* [AIM] Track down the lines that contain "couleur" and copy them.
════════════════════
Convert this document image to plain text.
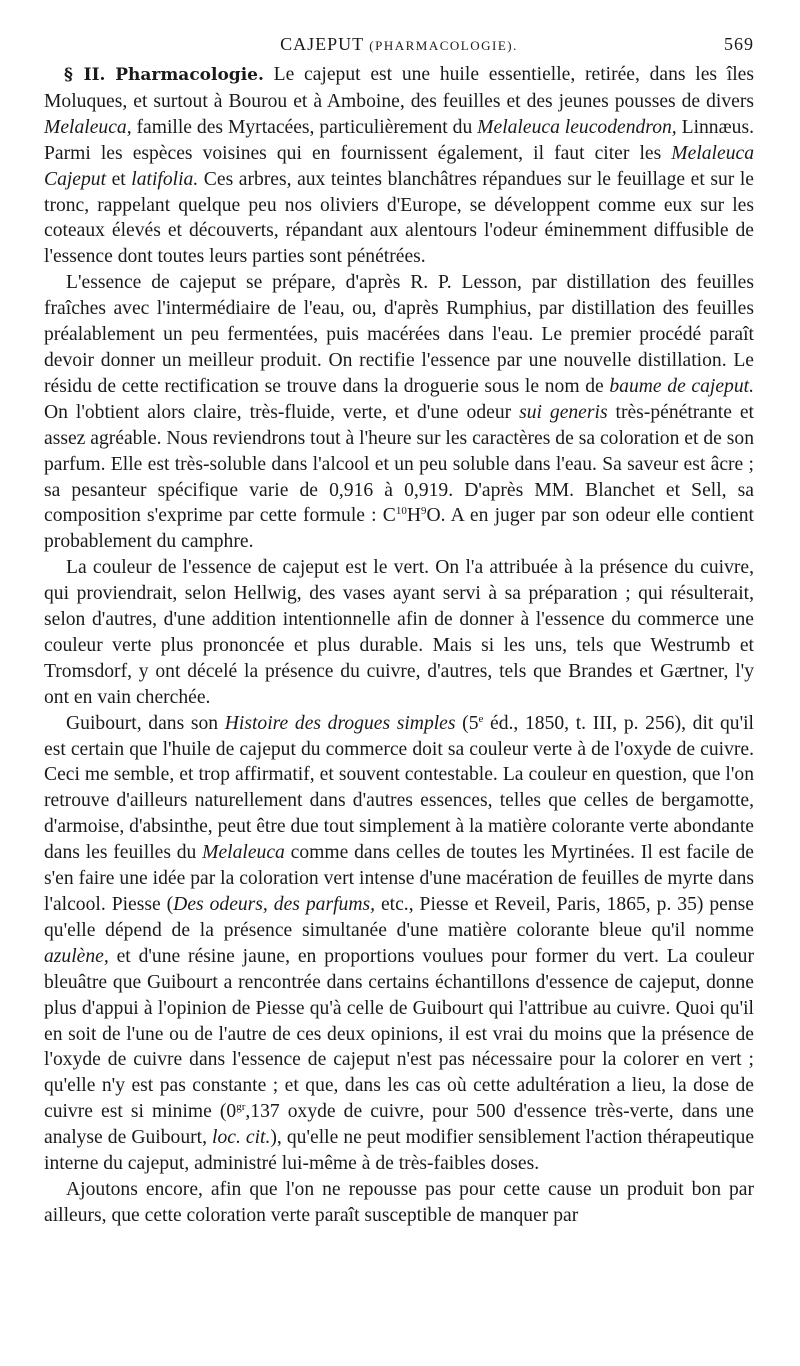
CAJEPUT (PHARMACOLOGIE).	569

§ II. Pharmacologie. Le cajeput est une huile essentielle, retirée, dans les îles Moluques, et surtout à Bourou et à Amboine, des feuilles et des jeunes pousses de divers Melaleuca, famille des Myrtacées, particulièrement du Melaleuca leucodendron, Linnæus. Parmi les espèces voisines qui en fournissent également, il faut citer les Melaleuca Cajeput et latifolia. Ces arbres, aux teintes blanchâtres répandues sur le feuillage et sur le tronc, rappelant quelque peu nos oliviers d'Europe, se développent comme eux sur les coteaux élevés et découverts, répandant aux alentours l'odeur éminemment diffusible de l'essence dont toutes leurs parties sont pénétrées.

L'essence de cajeput se prépare, d'après R. P. Lesson, par distillation des feuilles fraîches avec l'intermédiaire de l'eau, ou, d'après Rumphius, par distillation des feuilles préalablement un peu fermentées, puis macérées dans l'eau. Le premier procédé paraît devoir donner un meilleur produit. On rectifie l'essence par une nouvelle distillation. Le résidu de cette rectification se trouve dans la droguerie sous le nom de baume de cajeput. On l'obtient alors claire, très-fluide, verte, et d'une odeur sui generis très-pénétrante et assez agréable. Nous reviendrons tout à l'heure sur les caractères de sa coloration et de son parfum. Elle est très-soluble dans l'alcool et un peu soluble dans l'eau. Sa saveur est âcre ; sa pesanteur spécifique varie de 0,916 à 0,919. D'après MM. Blanchet et Sell, sa composition s'exprime par cette formule : $C^{10}H^9O$. A en juger par son odeur elle contient probablement du camphre.

La couleur de l'essence de cajeput est le vert. On l'a attribuée à la présence du cuivre, qui proviendrait, selon Hellwig, des vases ayant servi à sa préparation ; qui résulterait, selon d'autres, d'une addition intentionnelle afin de donner à l'essence du commerce une couleur verte plus prononcée et plus durable. Mais si les uns, tels que Westrumb et Tromsdorf, y ont décelé la présence du cuivre, d'autres, tels que Brandes et Gærtner, l'y ont en vain cherchée.

Guibourt, dans son Histoire des drogues simples (5e éd., 1850, t. III, p. 256), dit qu'il est certain que l'huile de cajeput du commerce doit sa couleur verte à de l'oxyde de cuivre. Ceci me semble, et trop affirmatif, et souvent contestable. La couleur en question, que l'on retrouve d'ailleurs naturellement dans d'autres essences, telles que celles de bergamotte, d'armoise, d'absinthe, peut être due tout simplement à la matière colorante verte abondante dans les feuilles du Melaleuca comme dans celles de toutes les Myrtinées. Il est facile de s'en faire une idée par la coloration vert intense d'une macération de feuilles de myrte dans l'alcool. Piesse (Des odeurs, des parfums, etc., Piesse et Reveil, Paris, 1865, p. 35) pense qu'elle dépend de la présence simultanée d'une matière colorante bleue qu'il nomme azulène, et d'une résine jaune, en proportions voulues pour former du vert. La couleur bleuâtre que Guibourt a rencontrée dans certains échantillons d'essence de cajeput, donne plus d'appui à l'opinion de Piesse qu'à celle de Guibourt qui l'attribue au cuivre. Quoi qu'il en soit de l'une ou de l'autre de ces deux opinions, il est vrai du moins que la présence de l'oxyde de cuivre dans l'essence de cajeput n'est pas nécessaire pour la colorer en vert ; qu'elle n'y est pas constante ; et que, dans les cas où cette adultération a lieu, la dose de cuivre est si minime ($0^{gr},137$ oxyde de cuivre, pour 500 d'essence très-verte, dans une analyse de Guibourt, loc. cit.), qu'elle ne peut modifier sensiblement l'action thérapeutique interne du cajeput, administré lui-même à de très-faibles doses.

Ajoutons encore, afin que l'on ne repousse pas pour cette cause un produit bon par ailleurs, que cette coloration verte paraît susceptible de manquer par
════════════════════
* [SOLVED EXERCISE]
La couleur de l'essence de cajeput est le vert. On l'a attribuée à la présence du cuivre, qui proviendrait, selon Hellwig, des vases ayant servi à sa préparation ; qui résulterait, selon d'autres, d'une addition intentionnelle afin de donner à l'essence du commerce une couleur verte plus prononcée et plus durable. Mais si les uns, tels que Westrumb et Tromsdorf, y ont décelé la présence du cuivre, d'autres, tels que Brandes et Gærtner, l'y ont en vain cherchée.
Guibourt, dans son Histoire des drogues simples (5e éd., 1850, t. III, p. 256), dit qu'il est certain que l'huile de cajeput du commerce doit sa couleur verte à de l'oxyde de cuivre. Ceci me semble, et trop affirmatif, et souvent contestable. La couleur en question, que l'on retrouve d'ailleurs naturellement dans d'autres essences, telles que celles de bergamotte, d'armoise, d'absinthe, peut être due tout simplement à la matière colorante verte abondante dans les feuilles du Melaleuca comme dans celles de toutes les Myrtinées. Il est facile de s'en faire une idée par la coloration vert intense d'une macération de feuilles de myrte dans l'alcool. Piesse (Des odeurs, des parfums, etc., Piesse et Reveil, Paris, 1865, p. 35) pense qu'elle dépend de la présence simultanée d'une matière colorante bleue qu'il nomme azulène, et d'une résine jaune, en proportions voulues pour former du vert. La couleur bleuâtre que Guibourt a rencontrée dans certains échantillons d'essence de cajeput, donne plus d'appui à l'opinion de Piesse qu'à celle de Guibourt qui l'attribue au cuivre. Quoi qu'il en soit de l'une ou de l'autre de ces deux opinions, il est vrai du moins que la présence de l'oxyde de cuivre dans l'essence de cajeput n'est pas nécessaire pour la colorer en vert ; qu'elle n'y est pas constante ; et que, dans les cas où cette adultération a lieu, la dose de cuivre est si minime ($0^{gr},137$ oxyde de cuivre, pour 500 d'essence très-verte, dans une analyse de Guibourt, loc. cit.), qu'elle ne peut modifier sensiblement l'action thérapeutique interne du cajeput, administré lui-même à de très-faibles doses.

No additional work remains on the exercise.